> **Written task**:
Using the data below, copy every line that contains the word "from".

> **Record excerpts**:
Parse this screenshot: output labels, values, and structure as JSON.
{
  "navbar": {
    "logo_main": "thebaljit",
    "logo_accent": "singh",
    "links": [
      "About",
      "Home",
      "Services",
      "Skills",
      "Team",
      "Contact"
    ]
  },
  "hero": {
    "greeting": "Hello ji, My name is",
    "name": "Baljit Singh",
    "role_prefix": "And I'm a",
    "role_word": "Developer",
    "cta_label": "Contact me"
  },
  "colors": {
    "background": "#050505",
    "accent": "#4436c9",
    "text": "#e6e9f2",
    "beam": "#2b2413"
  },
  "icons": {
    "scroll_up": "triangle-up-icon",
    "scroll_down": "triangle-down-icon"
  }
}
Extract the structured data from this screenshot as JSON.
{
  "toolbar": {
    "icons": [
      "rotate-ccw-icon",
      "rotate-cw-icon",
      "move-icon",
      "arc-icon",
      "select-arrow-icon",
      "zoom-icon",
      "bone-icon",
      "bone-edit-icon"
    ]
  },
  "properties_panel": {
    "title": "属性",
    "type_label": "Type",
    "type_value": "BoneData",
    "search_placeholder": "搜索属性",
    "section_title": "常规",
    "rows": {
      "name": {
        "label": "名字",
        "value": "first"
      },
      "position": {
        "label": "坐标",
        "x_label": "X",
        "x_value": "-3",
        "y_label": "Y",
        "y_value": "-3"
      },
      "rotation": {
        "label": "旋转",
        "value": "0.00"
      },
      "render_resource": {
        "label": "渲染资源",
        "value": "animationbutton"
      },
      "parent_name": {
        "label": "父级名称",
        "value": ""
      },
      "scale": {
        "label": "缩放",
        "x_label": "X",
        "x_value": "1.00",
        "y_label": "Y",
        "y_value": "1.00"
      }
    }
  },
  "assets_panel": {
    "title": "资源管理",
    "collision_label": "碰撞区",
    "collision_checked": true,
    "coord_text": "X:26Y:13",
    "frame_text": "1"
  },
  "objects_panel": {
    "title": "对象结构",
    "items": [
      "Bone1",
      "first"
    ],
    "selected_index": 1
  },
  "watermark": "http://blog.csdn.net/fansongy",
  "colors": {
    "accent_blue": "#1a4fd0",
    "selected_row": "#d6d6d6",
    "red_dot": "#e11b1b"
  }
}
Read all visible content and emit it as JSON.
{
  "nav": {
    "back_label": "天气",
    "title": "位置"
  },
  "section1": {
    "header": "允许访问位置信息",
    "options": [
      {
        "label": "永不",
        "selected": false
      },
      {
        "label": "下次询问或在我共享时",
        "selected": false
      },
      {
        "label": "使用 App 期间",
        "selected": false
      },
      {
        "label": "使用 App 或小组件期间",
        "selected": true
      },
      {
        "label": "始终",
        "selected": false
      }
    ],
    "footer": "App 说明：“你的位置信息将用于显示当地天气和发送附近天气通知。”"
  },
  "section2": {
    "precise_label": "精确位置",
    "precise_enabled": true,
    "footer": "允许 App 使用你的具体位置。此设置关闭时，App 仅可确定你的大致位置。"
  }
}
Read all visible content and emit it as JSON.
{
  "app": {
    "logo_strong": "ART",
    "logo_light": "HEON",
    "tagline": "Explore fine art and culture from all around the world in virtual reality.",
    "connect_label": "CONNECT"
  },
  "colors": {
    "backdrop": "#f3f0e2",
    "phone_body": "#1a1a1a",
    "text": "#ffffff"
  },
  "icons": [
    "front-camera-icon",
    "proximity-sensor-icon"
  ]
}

> **Correct result**:
Extract the structured data from this screenshot as JSON.
    "tagline": "Explore fine art and culture from all around the world in virtual reality.",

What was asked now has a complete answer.